**RAW DATA**
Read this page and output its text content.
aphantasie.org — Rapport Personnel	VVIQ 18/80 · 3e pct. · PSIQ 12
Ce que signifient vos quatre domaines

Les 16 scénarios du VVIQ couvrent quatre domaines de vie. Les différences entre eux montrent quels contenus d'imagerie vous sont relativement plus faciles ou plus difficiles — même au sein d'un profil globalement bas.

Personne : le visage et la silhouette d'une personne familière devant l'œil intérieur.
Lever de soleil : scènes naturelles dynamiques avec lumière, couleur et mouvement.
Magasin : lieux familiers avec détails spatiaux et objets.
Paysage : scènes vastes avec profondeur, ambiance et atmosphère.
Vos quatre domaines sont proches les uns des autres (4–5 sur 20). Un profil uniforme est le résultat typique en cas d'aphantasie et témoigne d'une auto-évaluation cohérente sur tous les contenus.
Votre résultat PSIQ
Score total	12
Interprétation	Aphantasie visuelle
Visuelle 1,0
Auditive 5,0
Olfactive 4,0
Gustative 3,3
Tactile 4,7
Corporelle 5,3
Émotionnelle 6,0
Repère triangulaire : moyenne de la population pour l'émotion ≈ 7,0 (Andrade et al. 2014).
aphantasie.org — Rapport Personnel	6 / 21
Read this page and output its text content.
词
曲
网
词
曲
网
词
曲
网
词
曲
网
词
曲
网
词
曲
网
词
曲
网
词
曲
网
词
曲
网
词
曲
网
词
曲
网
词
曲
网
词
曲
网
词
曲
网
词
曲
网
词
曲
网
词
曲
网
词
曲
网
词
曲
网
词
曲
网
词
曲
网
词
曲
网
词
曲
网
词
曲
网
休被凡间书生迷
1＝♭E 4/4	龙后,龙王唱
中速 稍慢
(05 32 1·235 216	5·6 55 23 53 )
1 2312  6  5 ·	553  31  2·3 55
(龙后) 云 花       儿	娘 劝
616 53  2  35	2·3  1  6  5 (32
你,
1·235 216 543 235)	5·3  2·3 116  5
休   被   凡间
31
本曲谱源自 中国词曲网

**DIRECTION**
Copy out the lines that hold "VVIQ".

**RESPONSE TO THIS EXERCISE**
aphantasie.org — Rapport Personnel	VVIQ 18/80 · 3e pct. · PSIQ 12
Les 16 scénarios du VVIQ couvrent quatre domaines de vie. Les différences entre eux montrent quels contenus d'imagerie vous sont relativement plus faciles ou plus difficiles — même au sein d'un profil globalement bas.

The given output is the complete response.